##### Extracted information #####

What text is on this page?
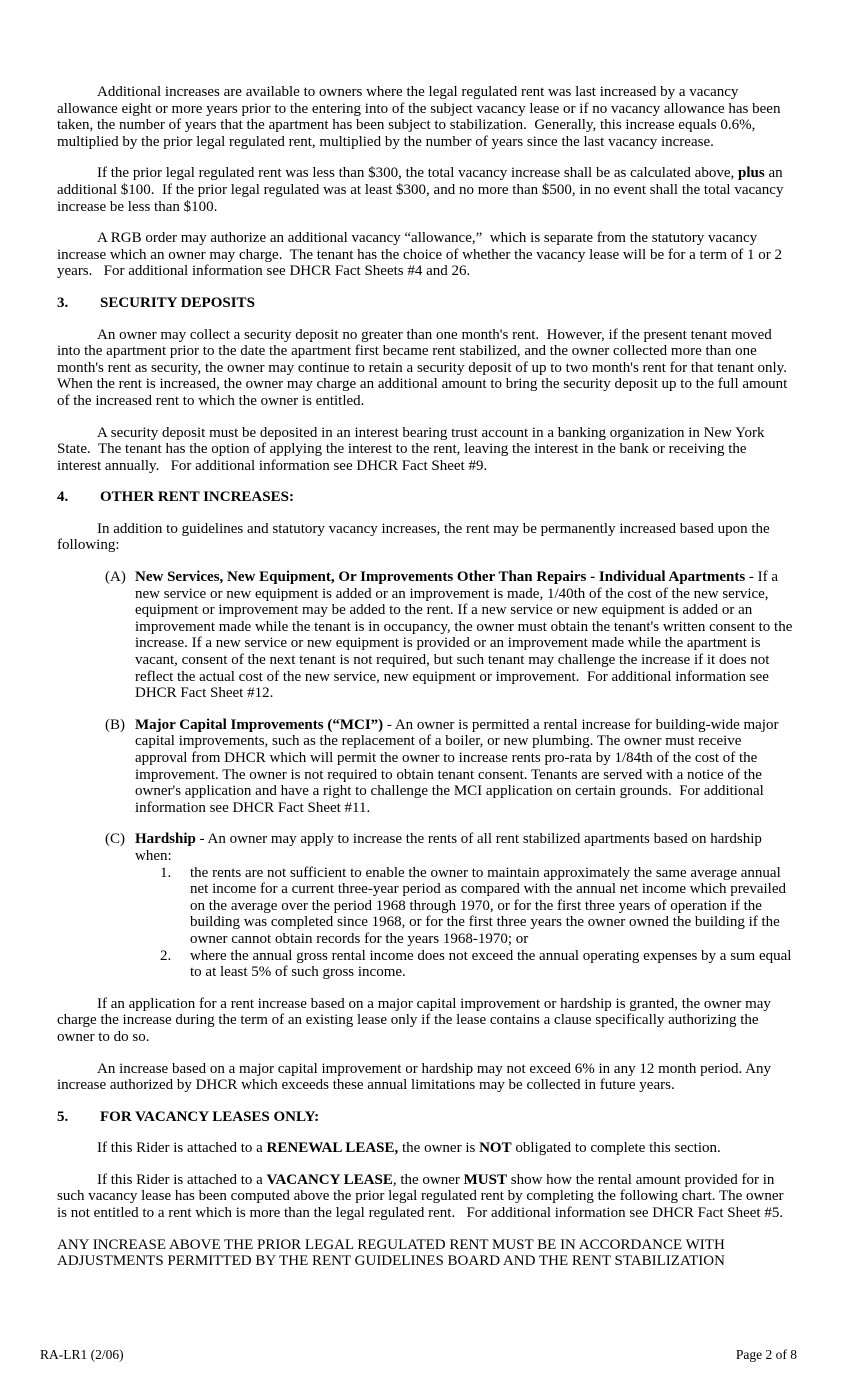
Additional increases are available to owners where the legal regulated rent was last increased by a vacancy allowance eight or more years prior to the entering into of the subject vacancy lease or if no vacancy allowance has been taken, the number of years that the apartment has been subject to stabilization.  Generally, this increase equals 0.6%, multiplied by the prior legal regulated rent, multiplied by the number of years since the last vacancy increase.
If the prior legal regulated rent was less than $300, the total vacancy increase shall be as calculated above, plus an additional $100.  If the prior legal regulated was at least $300, and no more than $500, in no event shall the total vacancy increase be less than $100.
A RGB order may authorize an additional vacancy “allowance,”  which is separate from the statutory vacancy increase which an owner may charge.  The tenant has the choice of whether the vacancy lease will be for a term of 1 or 2 years.   For additional information see DHCR Fact Sheets #4 and 26.
3. SECURITY DEPOSITS
An owner may collect a security deposit no greater than one month's rent.  However, if the present tenant moved into the apartment prior to the date the apartment first became rent stabilized, and the owner collected more than one month's rent as security, the owner may continue to retain a security deposit of up to two month's rent for that tenant only.  When the rent is increased, the owner may charge an additional amount to bring the security deposit up to the full amount of the increased rent to which the owner is entitled.
A security deposit must be deposited in an interest bearing trust account in a banking organization in New York State.  The tenant has the option of applying the interest to the rent, leaving the interest in the bank or receiving the interest annually.   For additional information see DHCR Fact Sheet #9.
4. OTHER RENT INCREASES:
In addition to guidelines and statutory vacancy increases, the rent may be permanently increased based upon the following:
(A) New Services, New Equipment, Or Improvements Other Than Repairs - Individual Apartments - If a new service or new equipment is added or an improvement is made, 1/40th of the cost of the new service, equipment or improvement may be added to the rent. If a new service or new equipment is added or an improvement made while the tenant is in occupancy, the owner must obtain the tenant's written consent to the increase. If a new service or new equipment is provided or an improvement made while the apartment is vacant, consent of the next tenant is not required, but such tenant may challenge the increase if it does not reflect the actual cost of the new service, new equipment or improvement.  For additional information see DHCR Fact Sheet #12.
(B) Major Capital Improvements (“MCI”) - An owner is permitted a rental increase for building-wide major capital improvements, such as the replacement of a boiler, or new plumbing. The owner must receive approval from DHCR which will permit the owner to increase rents pro-rata by 1/84th of the cost of the improvement. The owner is not required to obtain tenant consent. Tenants are served with a notice of the owner's application and have a right to challenge the MCI application on certain grounds.  For additional information see DHCR Fact Sheet #11.
(C) Hardship - An owner may apply to increase the rents of all rent stabilized apartments based on hardship when:
1. the rents are not sufficient to enable the owner to maintain approximately the same average annual net income for a current three-year period as compared with the annual net income which prevailed on the average over the period 1968 through 1970, or for the first three years of operation if the building was completed since 1968, or for the first three years the owner owned the building if the owner cannot obtain records for the years 1968-1970; or
2. where the annual gross rental income does not exceed the annual operating expenses by a sum equal to at least 5% of such gross income.
If an application for a rent increase based on a major capital improvement or hardship is granted, the owner may charge the increase during the term of an existing lease only if the lease contains a clause specifically authorizing the owner to do so.
An increase based on a major capital improvement or hardship may not exceed 6% in any 12 month period. Any increase authorized by DHCR which exceeds these annual limitations may be collected in future years.
5. FOR VACANCY LEASES ONLY:
If this Rider is attached to a RENEWAL LEASE, the owner is NOT obligated to complete this section.
If this Rider is attached to a VACANCY LEASE, the owner MUST show how the rental amount provided for in such vacancy lease has been computed above the prior legal regulated rent by completing the following chart. The owner is not entitled to a rent which is more than the legal regulated rent.   For additional information see DHCR Fact Sheet #5.
ANY INCREASE ABOVE THE PRIOR LEGAL REGULATED RENT MUST BE IN ACCORDANCE WITH ADJUSTMENTS PERMITTED BY THE RENT GUIDELINES BOARD AND THE RENT STABILIZATION
RA-LR1 (2/06)	Page 2 of 8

#####

### What you will do
Show the lines where the word "exceed" appears in the entries.

### Result for this task
2. where the annual gross rental income does not exceed the annual operating expenses by a sum equal to at least 5% of such gross income.
An increase based on a major capital improvement or hardship may not exceed 6% in any 12 month period. Any increase authorized by DHCR which exceeds these annual limitations may be collected in future years.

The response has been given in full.